Give the entries again exactly, every one of them.

- - - -

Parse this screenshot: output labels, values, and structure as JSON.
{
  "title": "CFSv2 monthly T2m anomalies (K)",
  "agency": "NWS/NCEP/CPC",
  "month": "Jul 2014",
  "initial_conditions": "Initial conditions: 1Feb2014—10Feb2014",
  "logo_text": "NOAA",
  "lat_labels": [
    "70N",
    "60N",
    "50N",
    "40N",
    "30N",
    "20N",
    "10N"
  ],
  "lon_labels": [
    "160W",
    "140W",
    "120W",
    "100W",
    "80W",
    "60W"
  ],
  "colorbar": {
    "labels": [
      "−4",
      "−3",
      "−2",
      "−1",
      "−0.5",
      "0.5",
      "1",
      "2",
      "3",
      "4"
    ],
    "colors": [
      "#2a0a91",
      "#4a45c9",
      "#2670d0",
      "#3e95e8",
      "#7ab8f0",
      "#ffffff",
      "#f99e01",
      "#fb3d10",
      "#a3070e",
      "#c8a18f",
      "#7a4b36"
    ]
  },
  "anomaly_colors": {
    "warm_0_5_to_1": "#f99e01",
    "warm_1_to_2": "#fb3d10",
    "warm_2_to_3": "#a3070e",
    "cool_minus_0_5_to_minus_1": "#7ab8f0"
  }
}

- - - -

■ The solution ■
Parse this screenshot: output labels, values, and structure as JSON.
{
  "title": "CFSv2 monthly T2m anomalies (K)",
  "agency": "NWS/NCEP/CPC",
  "month": "Jul 2014",
  "initial_conditions": "Initial conditions: 1Feb2014—10Feb2014",
  "logo_text": "NOAA",
  "lat_labels": [
    "70N",
    "60N",
    "50N",
    "40N",
    "30N",
    "20N",
    "10N"
  ],
  "lon_labels": [
    "160W",
    "140W",
    "120W",
    "100W",
    "80W",
    "60W"
  ],
  "colorbar": {
    "labels": [
      "−4",
      "−3",
      "−2",
      "−1",
      "−0.5",
      "0.5",
      "1",
      "2",
      "3",
      "4"
    ],
    "colors": [
      "#2a0a91",
      "#4a45c9",
      "#2670d0",
      "#3e95e8",
      "#7ab8f0",
      "#ffffff",
      "#f99e01",
      "#fb3d10",
      "#a3070e",
      "#c8a18f",
      "#7a4b36"
    ]
  },
  "anomaly_colors": {
    "warm_0_5_to_1": "#f99e01",
    "warm_1_to_2": "#fb3d10",
    "warm_2_to_3": "#a3070e",
    "cool_minus_0_5_to_minus_1": "#7ab8f0"
  }
}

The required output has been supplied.